Problem requirements: Give the number of lines in the listing that hold the word "الشريعة". Write nothing but that number.

=== Excerpted records ===

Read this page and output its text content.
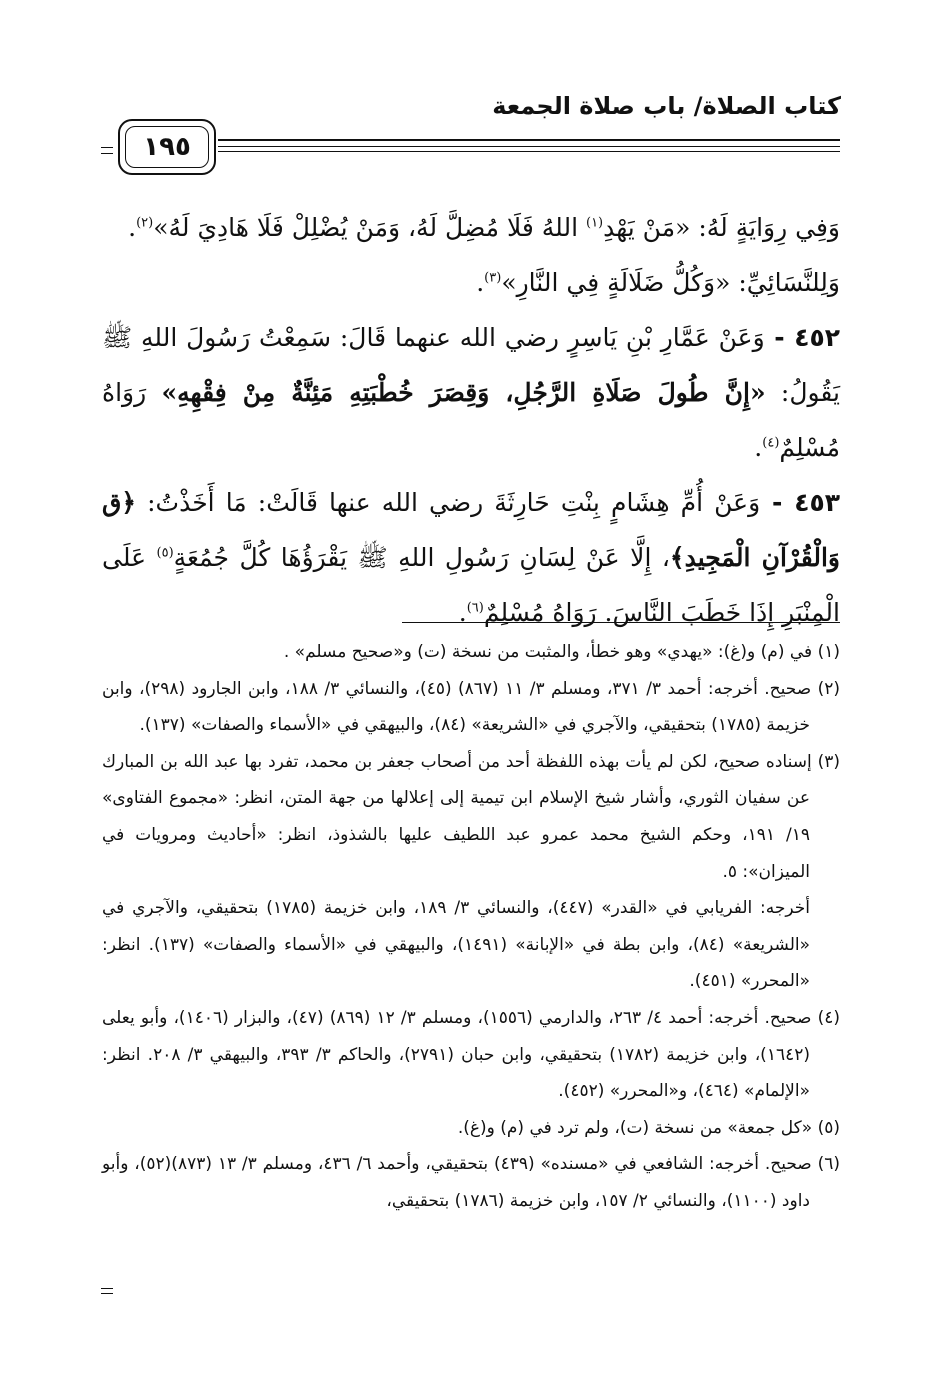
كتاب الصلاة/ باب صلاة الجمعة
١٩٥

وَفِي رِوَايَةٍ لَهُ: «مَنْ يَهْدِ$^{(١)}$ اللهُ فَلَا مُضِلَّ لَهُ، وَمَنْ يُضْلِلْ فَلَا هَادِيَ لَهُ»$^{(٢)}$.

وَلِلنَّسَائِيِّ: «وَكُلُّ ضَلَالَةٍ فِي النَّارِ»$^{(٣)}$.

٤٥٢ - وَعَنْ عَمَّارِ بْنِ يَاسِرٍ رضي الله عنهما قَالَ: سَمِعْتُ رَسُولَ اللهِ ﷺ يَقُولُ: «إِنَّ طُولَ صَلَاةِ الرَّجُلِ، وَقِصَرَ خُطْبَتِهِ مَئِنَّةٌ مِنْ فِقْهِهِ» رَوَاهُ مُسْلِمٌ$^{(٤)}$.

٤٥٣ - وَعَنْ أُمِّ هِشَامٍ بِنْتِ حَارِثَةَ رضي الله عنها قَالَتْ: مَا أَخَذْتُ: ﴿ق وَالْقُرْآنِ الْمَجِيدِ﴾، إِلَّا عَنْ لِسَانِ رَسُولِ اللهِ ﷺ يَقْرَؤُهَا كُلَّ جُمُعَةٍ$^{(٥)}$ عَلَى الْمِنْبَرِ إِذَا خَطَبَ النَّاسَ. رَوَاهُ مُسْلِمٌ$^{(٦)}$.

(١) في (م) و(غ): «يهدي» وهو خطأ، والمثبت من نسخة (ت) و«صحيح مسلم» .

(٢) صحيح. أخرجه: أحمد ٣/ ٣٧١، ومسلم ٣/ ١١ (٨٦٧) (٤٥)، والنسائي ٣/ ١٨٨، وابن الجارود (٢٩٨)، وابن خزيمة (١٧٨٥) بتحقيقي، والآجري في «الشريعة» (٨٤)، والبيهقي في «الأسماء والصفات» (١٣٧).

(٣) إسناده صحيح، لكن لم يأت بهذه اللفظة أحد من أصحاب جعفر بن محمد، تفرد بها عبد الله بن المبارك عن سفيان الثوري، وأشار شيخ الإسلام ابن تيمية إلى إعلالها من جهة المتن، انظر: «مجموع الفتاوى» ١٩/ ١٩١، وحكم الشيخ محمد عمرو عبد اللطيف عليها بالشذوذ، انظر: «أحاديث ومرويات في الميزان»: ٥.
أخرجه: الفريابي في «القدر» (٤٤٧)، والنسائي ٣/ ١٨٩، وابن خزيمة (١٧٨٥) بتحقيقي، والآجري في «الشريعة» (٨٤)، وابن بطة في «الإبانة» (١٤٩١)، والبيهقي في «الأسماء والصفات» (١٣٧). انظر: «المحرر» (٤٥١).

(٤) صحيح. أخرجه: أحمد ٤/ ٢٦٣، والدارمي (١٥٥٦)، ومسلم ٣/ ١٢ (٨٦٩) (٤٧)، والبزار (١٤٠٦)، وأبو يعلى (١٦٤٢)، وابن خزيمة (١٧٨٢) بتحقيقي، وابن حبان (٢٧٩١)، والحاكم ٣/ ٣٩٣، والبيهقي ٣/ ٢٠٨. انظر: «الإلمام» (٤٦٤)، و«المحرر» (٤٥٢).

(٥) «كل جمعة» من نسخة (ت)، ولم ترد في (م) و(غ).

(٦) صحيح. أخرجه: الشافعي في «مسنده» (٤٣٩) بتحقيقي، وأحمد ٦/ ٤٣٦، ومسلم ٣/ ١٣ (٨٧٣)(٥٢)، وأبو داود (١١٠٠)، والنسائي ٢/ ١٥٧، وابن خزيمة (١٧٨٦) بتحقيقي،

===
=== Excerpted records ===

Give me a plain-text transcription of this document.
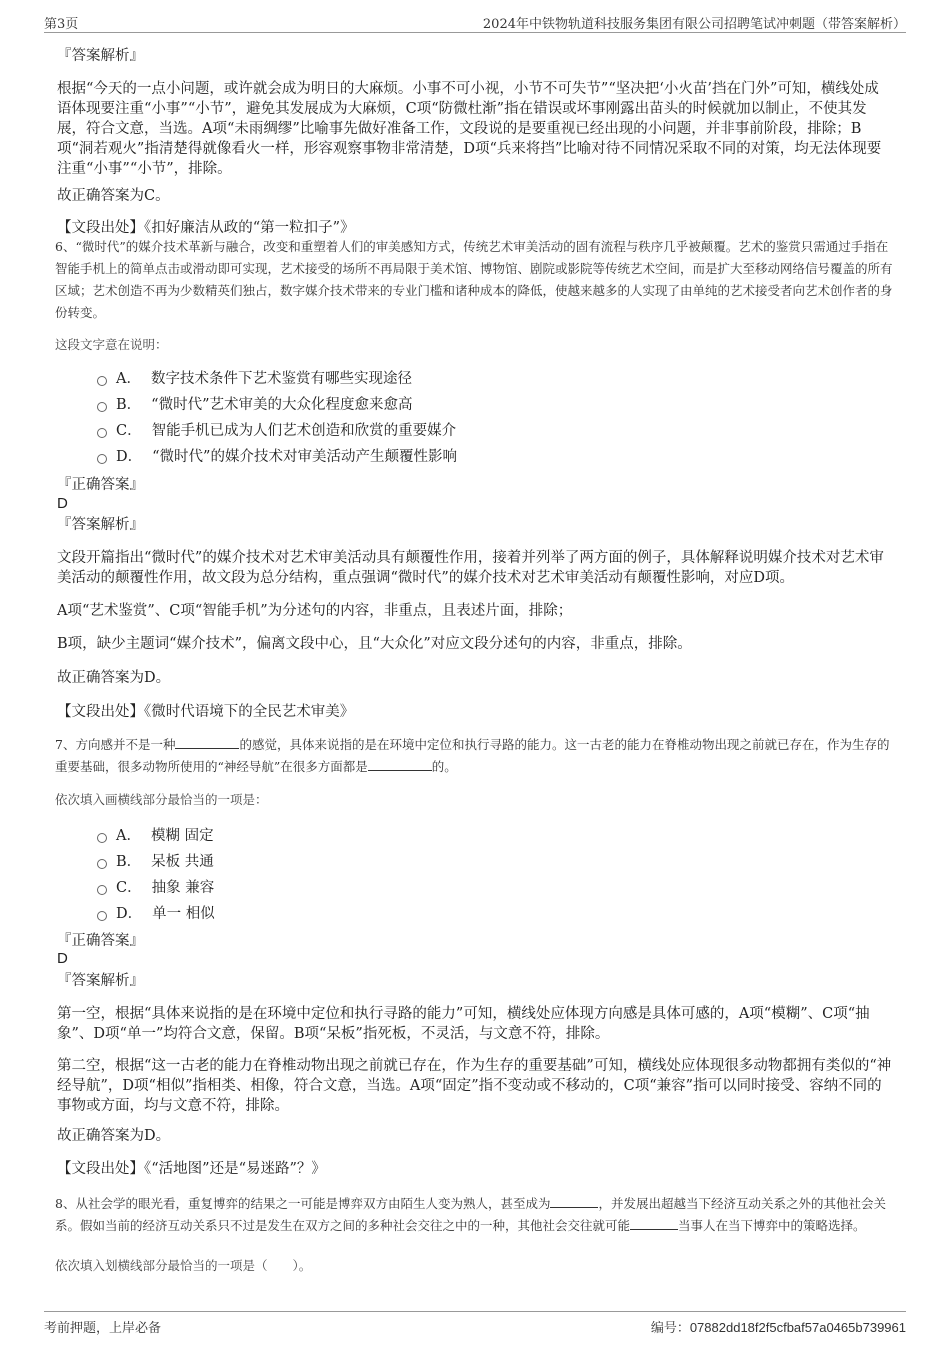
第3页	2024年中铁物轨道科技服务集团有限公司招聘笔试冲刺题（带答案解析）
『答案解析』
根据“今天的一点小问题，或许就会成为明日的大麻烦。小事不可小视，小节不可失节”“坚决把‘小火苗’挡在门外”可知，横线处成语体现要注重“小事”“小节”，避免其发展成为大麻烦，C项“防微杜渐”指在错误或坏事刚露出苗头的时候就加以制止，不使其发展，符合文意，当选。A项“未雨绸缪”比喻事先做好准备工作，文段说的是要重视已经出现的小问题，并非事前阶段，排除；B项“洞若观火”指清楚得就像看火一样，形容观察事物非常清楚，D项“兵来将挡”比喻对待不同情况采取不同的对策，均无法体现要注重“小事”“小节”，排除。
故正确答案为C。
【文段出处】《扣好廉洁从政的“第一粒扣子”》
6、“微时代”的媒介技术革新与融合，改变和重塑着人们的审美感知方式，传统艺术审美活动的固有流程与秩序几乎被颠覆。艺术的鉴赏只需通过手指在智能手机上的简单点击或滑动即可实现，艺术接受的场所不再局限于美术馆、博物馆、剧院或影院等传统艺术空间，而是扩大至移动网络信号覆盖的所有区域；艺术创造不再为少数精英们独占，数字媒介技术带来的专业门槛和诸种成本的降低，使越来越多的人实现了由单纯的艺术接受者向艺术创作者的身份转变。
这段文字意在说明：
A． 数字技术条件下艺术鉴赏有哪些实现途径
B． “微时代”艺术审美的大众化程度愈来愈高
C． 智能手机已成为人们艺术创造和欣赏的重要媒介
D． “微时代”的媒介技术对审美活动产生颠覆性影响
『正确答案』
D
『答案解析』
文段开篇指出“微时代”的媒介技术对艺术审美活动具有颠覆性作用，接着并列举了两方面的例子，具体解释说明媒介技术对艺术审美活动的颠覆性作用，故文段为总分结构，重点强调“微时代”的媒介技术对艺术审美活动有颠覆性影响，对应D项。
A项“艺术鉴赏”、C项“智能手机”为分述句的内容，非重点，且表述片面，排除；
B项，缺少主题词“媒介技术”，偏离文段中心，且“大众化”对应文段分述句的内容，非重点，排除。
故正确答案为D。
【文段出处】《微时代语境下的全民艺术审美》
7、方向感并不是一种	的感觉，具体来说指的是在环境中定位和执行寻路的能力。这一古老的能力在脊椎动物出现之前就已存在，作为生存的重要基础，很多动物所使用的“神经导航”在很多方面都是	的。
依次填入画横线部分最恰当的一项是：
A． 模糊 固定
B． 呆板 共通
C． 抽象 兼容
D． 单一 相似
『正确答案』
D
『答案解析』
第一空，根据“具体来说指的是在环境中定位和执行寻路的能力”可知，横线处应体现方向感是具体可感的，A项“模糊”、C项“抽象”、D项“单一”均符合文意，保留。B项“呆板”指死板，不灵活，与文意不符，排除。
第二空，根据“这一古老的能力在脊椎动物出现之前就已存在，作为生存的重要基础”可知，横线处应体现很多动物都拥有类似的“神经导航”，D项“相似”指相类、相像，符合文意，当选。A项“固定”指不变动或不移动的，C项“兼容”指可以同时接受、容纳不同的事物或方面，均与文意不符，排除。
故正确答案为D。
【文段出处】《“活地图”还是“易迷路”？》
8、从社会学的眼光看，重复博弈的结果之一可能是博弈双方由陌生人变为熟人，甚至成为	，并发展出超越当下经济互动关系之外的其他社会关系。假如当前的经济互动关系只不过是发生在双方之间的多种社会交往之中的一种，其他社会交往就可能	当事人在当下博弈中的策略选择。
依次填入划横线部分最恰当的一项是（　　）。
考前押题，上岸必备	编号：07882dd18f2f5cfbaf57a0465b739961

===

Reply: 2